§ WHAT YOU SHOULD DO: Below are some entries. Work out how many of their lines hold the word "title", and write that number alone.

[Collected data]
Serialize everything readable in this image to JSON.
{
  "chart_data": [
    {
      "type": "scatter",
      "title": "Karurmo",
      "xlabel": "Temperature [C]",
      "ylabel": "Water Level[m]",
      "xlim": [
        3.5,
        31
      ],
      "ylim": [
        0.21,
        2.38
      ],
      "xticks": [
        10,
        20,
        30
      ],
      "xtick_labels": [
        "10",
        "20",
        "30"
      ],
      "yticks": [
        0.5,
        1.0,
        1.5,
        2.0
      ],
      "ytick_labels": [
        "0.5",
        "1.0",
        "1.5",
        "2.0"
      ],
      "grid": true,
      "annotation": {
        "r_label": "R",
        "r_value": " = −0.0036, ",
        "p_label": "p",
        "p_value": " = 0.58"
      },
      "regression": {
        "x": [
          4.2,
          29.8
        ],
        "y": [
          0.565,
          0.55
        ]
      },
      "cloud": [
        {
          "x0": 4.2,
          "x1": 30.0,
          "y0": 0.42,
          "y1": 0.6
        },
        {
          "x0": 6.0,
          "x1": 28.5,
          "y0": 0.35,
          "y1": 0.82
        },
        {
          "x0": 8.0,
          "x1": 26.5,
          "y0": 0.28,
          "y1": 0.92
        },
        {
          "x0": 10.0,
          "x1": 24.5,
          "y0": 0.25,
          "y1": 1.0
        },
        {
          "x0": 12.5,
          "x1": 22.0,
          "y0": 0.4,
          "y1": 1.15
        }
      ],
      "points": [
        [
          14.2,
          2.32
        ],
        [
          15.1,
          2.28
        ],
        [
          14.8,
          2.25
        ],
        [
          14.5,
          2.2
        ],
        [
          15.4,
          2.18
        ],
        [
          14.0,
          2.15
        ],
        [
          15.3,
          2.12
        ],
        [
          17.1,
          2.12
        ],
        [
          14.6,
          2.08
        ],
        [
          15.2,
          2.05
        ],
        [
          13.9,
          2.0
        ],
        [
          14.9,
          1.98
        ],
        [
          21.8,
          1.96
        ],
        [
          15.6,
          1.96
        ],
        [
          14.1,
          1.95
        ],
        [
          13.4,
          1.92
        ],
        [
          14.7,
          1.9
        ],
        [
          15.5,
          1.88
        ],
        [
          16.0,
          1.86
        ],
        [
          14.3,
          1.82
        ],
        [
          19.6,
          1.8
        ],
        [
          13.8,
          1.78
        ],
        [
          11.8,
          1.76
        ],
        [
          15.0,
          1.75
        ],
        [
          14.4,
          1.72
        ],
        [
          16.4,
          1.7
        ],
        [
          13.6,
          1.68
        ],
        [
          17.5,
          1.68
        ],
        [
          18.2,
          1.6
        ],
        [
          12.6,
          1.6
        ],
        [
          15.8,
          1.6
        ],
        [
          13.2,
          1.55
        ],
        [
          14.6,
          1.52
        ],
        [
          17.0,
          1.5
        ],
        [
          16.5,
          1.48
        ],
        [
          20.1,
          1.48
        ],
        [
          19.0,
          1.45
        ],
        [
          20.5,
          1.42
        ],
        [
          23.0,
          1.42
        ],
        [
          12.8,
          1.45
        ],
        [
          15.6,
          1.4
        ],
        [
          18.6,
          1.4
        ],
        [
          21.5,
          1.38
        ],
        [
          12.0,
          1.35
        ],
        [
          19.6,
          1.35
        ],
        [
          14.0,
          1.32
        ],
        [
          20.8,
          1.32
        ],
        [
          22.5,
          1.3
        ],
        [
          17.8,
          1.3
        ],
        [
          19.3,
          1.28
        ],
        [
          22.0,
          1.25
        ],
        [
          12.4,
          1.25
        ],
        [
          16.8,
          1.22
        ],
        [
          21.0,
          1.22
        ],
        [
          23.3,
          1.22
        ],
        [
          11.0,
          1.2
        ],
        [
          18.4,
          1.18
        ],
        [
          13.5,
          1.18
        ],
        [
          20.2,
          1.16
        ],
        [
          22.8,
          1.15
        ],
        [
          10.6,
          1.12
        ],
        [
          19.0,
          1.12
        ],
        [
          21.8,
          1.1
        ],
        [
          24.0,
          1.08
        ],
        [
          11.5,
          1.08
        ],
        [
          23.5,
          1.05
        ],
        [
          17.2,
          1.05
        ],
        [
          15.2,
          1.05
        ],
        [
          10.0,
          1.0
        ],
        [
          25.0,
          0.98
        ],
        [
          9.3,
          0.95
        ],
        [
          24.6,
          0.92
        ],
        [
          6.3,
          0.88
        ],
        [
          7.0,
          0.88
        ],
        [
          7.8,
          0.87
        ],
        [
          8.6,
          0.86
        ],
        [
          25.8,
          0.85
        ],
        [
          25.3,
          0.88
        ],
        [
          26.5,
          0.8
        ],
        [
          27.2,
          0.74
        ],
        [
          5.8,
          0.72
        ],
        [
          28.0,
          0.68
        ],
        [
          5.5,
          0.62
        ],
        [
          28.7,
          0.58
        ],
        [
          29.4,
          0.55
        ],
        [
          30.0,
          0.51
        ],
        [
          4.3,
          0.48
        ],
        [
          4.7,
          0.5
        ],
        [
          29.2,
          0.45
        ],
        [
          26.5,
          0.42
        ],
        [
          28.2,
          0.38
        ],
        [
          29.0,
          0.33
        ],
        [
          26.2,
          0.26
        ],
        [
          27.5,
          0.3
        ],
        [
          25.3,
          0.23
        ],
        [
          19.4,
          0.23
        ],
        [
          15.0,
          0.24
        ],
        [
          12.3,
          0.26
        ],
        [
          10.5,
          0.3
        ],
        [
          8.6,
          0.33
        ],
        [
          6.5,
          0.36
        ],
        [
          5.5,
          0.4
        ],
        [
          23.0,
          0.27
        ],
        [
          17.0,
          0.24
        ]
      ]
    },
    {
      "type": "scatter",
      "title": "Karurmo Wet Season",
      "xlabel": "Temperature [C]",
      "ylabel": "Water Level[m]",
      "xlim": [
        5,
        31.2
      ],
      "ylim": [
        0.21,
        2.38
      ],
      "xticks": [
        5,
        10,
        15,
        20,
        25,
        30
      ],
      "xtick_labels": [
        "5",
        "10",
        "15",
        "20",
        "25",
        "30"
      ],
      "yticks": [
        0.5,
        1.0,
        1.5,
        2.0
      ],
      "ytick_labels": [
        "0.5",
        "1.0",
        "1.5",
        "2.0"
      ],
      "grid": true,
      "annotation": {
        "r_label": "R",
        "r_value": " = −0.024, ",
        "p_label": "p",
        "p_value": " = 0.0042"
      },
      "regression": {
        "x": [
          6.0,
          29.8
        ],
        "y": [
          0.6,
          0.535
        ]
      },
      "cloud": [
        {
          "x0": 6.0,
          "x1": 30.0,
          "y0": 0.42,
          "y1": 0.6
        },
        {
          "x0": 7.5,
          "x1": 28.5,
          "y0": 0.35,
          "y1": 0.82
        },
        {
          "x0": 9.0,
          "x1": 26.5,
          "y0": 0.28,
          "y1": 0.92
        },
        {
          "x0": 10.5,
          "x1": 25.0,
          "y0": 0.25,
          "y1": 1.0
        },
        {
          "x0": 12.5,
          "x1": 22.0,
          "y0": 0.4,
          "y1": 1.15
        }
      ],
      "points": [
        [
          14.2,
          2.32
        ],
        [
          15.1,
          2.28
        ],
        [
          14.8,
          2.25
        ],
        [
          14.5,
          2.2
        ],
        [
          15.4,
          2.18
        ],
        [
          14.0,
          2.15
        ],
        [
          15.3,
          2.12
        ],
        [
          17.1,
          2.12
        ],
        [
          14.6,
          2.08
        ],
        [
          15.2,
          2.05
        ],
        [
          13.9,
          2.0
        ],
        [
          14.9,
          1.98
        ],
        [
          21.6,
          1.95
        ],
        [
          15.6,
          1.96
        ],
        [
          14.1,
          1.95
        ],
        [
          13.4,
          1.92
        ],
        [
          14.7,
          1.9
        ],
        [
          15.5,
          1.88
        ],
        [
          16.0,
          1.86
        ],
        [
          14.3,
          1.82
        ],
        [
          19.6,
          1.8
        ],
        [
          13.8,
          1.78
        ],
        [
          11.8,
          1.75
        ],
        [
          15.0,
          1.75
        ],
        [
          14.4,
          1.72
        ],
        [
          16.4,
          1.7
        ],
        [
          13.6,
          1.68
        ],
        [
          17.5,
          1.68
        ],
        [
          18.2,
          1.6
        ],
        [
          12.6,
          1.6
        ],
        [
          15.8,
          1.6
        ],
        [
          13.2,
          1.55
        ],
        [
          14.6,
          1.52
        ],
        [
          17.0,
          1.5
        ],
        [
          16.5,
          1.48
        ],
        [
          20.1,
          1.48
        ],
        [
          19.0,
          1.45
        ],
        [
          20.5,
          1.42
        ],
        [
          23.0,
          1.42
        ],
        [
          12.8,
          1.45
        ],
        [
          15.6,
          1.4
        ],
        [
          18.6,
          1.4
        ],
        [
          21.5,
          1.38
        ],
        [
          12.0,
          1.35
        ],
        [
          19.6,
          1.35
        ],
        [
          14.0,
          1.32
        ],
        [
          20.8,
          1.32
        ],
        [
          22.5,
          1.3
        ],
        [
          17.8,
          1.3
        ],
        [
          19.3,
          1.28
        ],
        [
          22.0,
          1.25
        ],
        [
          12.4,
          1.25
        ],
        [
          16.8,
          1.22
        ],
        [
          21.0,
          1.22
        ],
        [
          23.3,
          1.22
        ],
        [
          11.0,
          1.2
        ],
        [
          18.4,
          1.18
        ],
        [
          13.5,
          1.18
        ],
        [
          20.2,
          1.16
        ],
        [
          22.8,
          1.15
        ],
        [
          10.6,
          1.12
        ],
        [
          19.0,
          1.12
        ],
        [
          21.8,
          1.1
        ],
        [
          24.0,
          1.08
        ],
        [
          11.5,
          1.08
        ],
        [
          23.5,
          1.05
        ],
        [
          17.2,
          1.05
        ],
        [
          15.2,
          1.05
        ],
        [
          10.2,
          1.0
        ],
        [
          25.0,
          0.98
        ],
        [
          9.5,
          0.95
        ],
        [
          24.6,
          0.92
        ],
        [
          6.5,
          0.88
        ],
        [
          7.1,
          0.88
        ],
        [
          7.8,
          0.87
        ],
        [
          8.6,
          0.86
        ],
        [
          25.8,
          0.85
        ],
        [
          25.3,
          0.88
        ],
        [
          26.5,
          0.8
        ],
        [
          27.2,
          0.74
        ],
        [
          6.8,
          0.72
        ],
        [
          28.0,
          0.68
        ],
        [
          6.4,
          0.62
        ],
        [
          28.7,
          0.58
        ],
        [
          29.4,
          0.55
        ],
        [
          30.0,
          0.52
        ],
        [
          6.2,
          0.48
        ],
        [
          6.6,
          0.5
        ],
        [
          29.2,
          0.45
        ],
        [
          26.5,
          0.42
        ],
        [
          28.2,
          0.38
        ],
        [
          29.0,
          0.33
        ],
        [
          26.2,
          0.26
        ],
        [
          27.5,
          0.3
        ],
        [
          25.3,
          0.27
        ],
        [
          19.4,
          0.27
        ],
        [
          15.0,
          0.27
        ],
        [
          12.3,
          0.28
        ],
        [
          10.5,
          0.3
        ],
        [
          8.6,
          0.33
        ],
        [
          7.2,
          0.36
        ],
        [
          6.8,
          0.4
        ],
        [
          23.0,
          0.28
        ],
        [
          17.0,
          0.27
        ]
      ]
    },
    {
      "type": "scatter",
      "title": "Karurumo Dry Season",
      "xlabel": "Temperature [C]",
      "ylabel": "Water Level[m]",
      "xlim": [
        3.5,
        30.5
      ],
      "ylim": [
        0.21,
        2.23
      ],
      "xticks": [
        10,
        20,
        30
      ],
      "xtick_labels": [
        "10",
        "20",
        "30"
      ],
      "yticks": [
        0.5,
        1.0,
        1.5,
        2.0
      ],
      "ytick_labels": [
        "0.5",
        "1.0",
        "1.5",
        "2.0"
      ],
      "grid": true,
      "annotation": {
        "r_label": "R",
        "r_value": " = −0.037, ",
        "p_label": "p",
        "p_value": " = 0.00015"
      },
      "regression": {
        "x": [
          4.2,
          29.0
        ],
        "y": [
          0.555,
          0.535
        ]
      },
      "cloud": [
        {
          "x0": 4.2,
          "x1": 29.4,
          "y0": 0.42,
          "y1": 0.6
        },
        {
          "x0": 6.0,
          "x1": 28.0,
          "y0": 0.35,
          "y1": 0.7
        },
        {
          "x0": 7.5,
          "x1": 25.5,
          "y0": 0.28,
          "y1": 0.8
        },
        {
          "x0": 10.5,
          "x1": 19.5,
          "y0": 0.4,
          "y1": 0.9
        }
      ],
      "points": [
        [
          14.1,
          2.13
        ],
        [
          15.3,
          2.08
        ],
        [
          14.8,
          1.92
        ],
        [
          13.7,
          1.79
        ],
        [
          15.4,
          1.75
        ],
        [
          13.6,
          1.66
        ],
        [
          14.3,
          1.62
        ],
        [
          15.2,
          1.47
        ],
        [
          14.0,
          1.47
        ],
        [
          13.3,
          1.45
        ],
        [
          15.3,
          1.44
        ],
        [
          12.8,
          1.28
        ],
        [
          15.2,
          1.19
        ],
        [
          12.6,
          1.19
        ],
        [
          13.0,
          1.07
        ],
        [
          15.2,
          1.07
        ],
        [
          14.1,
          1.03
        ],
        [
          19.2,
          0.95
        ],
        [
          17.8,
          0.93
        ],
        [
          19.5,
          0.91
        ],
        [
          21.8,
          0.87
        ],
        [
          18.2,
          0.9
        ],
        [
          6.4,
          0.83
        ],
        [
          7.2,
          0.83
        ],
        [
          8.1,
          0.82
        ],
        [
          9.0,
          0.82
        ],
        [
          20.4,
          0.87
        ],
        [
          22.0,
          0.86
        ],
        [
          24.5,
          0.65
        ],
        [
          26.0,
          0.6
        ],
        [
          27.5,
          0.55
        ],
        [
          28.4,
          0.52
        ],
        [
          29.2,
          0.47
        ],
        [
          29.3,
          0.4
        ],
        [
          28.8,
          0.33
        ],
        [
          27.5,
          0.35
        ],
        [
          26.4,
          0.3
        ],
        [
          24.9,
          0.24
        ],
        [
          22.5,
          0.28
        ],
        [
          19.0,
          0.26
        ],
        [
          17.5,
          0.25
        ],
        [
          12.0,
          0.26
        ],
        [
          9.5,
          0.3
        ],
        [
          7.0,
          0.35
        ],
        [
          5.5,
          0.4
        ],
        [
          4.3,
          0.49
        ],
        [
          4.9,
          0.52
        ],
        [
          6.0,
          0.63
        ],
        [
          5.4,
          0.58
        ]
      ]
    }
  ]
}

§ SOLUTION: 3